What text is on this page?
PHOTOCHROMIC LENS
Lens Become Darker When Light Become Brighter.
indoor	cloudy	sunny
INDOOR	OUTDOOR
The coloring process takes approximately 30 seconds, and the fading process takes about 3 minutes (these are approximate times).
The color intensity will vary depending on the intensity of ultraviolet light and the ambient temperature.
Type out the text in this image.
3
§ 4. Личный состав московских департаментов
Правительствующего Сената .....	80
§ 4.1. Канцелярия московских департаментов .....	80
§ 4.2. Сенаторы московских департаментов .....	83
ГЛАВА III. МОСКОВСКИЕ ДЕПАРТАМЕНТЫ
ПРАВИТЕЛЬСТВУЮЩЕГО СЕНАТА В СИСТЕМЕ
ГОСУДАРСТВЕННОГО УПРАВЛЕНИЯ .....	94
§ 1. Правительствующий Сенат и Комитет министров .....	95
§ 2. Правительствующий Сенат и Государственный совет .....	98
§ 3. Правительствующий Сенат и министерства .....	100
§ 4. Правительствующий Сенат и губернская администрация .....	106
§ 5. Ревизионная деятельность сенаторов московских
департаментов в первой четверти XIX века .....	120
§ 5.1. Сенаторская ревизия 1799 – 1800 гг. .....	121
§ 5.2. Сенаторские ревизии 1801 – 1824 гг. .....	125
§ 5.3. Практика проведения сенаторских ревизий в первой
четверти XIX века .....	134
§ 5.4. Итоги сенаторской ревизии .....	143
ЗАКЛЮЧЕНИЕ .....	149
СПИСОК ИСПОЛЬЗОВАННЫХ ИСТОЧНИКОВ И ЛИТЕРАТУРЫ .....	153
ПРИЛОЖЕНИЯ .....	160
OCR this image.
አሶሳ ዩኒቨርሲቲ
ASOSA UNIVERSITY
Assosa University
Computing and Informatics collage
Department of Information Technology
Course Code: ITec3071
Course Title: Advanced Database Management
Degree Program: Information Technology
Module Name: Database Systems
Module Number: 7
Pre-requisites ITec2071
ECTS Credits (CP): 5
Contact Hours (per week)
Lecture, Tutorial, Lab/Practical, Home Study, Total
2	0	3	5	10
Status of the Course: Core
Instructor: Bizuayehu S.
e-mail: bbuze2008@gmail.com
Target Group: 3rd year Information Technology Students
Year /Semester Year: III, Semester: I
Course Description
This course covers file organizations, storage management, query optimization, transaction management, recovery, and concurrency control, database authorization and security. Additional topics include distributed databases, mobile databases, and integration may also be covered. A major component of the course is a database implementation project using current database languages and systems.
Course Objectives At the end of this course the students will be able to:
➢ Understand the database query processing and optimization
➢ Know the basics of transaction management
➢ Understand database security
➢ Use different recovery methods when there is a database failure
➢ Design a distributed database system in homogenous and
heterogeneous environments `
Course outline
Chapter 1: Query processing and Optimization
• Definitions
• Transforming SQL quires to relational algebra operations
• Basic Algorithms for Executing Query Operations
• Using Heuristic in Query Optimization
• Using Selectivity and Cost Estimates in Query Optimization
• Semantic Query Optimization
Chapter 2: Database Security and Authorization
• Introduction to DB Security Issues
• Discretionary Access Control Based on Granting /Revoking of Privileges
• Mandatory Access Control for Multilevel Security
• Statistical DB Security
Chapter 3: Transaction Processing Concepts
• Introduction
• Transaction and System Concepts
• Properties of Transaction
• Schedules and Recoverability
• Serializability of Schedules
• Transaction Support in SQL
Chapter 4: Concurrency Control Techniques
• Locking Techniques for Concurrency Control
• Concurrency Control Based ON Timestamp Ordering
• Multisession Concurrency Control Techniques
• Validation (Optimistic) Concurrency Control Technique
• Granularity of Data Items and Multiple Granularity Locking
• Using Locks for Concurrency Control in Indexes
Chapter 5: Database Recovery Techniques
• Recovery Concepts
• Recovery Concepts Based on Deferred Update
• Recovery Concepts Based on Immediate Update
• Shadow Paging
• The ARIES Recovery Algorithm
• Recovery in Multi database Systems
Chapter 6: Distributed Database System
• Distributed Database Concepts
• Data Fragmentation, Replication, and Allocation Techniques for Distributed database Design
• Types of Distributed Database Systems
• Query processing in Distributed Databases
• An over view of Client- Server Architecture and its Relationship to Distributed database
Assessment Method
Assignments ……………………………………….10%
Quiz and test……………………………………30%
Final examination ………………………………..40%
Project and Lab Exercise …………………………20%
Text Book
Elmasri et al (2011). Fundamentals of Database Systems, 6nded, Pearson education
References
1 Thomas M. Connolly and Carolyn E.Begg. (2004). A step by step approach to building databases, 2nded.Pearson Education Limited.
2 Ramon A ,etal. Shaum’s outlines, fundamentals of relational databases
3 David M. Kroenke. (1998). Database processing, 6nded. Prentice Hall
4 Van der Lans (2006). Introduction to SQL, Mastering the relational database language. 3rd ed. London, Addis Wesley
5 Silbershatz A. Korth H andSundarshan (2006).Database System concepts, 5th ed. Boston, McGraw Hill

Exercise directions: Exactly reproduce all of the entries.

Answer to the exercise:
What text is on this page?
PHOTOCHROMIC LENS
Lens Become Darker When Light Become Brighter.
indoor	cloudy	sunny
INDOOR	OUTDOOR
The coloring process takes approximately 30 seconds, and the fading process takes about 3 minutes (these are approximate times).
The color intensity will vary depending on the intensity of ultraviolet light and the ambient temperature.
Type out the text in this image.
3
§ 4. Личный состав московских департаментов
Правительствующего Сената .....	80
§ 4.1. Канцелярия московских департаментов .....	80
§ 4.2. Сенаторы московских департаментов .....	83
ГЛАВА III. МОСКОВСКИЕ ДЕПАРТАМЕНТЫ
ПРАВИТЕЛЬСТВУЮЩЕГО СЕНАТА В СИСТЕМЕ
ГОСУДАРСТВЕННОГО УПРАВЛЕНИЯ .....	94
§ 1. Правительствующий Сенат и Комитет министров .....	95
§ 2. Правительствующий Сенат и Государственный совет .....	98
§ 3. Правительствующий Сенат и министерства .....	100
§ 4. Правительствующий Сенат и губернская администрация .....	106
§ 5. Ревизионная деятельность сенаторов московских
департаментов в первой четверти XIX века .....	120
§ 5.1. Сенаторская ревизия 1799 – 1800 гг. .....	121
§ 5.2. Сенаторские ревизии 1801 – 1824 гг. .....	125
§ 5.3. Практика проведения сенаторских ревизий в первой
четверти XIX века .....	134
§ 5.4. Итоги сенаторской ревизии .....	143
ЗАКЛЮЧЕНИЕ .....	149
СПИСОК ИСПОЛЬЗОВАННЫХ ИСТОЧНИКОВ И ЛИТЕРАТУРЫ .....	153
ПРИЛОЖЕНИЯ .....	160
OCR this image.
አሶሳ ዩኒቨርሲቲ
ASOSA UNIVERSITY
Assosa University
Computing and Informatics collage
Department of Information Technology
Course Code: ITec3071
Course Title: Advanced Database Management
Degree Program: Information Technology
Module Name: Database Systems
Module Number: 7
Pre-requisites ITec2071
ECTS Credits (CP): 5
Contact Hours (per week)
Lecture, Tutorial, Lab/Practical, Home Study, Total
2	0	3	5	10
Status of the Course: Core
Instructor: Bizuayehu S.
e-mail: bbuze2008@gmail.com
Target Group: 3rd year Information Technology Students
Year /Semester Year: III, Semester: I
Course Description
This course covers file organizations, storage management, query optimization, transaction management, recovery, and concurrency control, database authorization and security. Additional topics include distributed databases, mobile databases, and integration may also be covered. A major component of the course is a database implementation project using current database languages and systems.
Course Objectives At the end of this course the students will be able to:
➢ Understand the database query processing and optimization
➢ Know the basics of transaction management
➢ Understand database security
➢ Use different recovery methods when there is a database failure
➢ Design a distributed database system in homogenous and
heterogeneous environments `
Course outline
Chapter 1: Query processing and Optimization
• Definitions
• Transforming SQL quires to relational algebra operations
• Basic Algorithms for Executing Query Operations
• Using Heuristic in Query Optimization
• Using Selectivity and Cost Estimates in Query Optimization
• Semantic Query Optimization
Chapter 2: Database Security and Authorization
• Introduction to DB Security Issues
• Discretionary Access Control Based on Granting /Revoking of Privileges
• Mandatory Access Control for Multilevel Security
• Statistical DB Security
Chapter 3: Transaction Processing Concepts
• Introduction
• Transaction and System Concepts
• Properties of Transaction
• Schedules and Recoverability
• Serializability of Schedules
• Transaction Support in SQL
Chapter 4: Concurrency Control Techniques
• Locking Techniques for Concurrency Control
• Concurrency Control Based ON Timestamp Ordering
• Multisession Concurrency Control Techniques
• Validation (Optimistic) Concurrency Control Technique
• Granularity of Data Items and Multiple Granularity Locking
• Using Locks for Concurrency Control in Indexes
Chapter 5: Database Recovery Techniques
• Recovery Concepts
• Recovery Concepts Based on Deferred Update
• Recovery Concepts Based on Immediate Update
• Shadow Paging
• The ARIES Recovery Algorithm
• Recovery in Multi database Systems
Chapter 6: Distributed Database System
• Distributed Database Concepts
• Data Fragmentation, Replication, and Allocation Techniques for Distributed database Design
• Types of Distributed Database Systems
• Query processing in Distributed Databases
• An over view of Client- Server Architecture and its Relationship to Distributed database
Assessment Method
Assignments ……………………………………….10%
Quiz and test……………………………………30%
Final examination ………………………………..40%
Project and Lab Exercise …………………………20%
Text Book
Elmasri et al (2011). Fundamentals of Database Systems, 6nded, Pearson education
References
1 Thomas M. Connolly and Carolyn E.Begg. (2004). A step by step approach to building databases, 2nded.Pearson Education Limited.
2 Ramon A ,etal. Shaum’s outlines, fundamentals of relational databases
3 David M. Kroenke. (1998). Database processing, 6nded. Prentice Hall
4 Van der Lans (2006). Introduction to SQL, Mastering the relational database language. 3rd ed. London, Addis Wesley
5 Silbershatz A. Korth H andSundarshan (2006).Database System concepts, 5th ed. Boston, McGraw Hill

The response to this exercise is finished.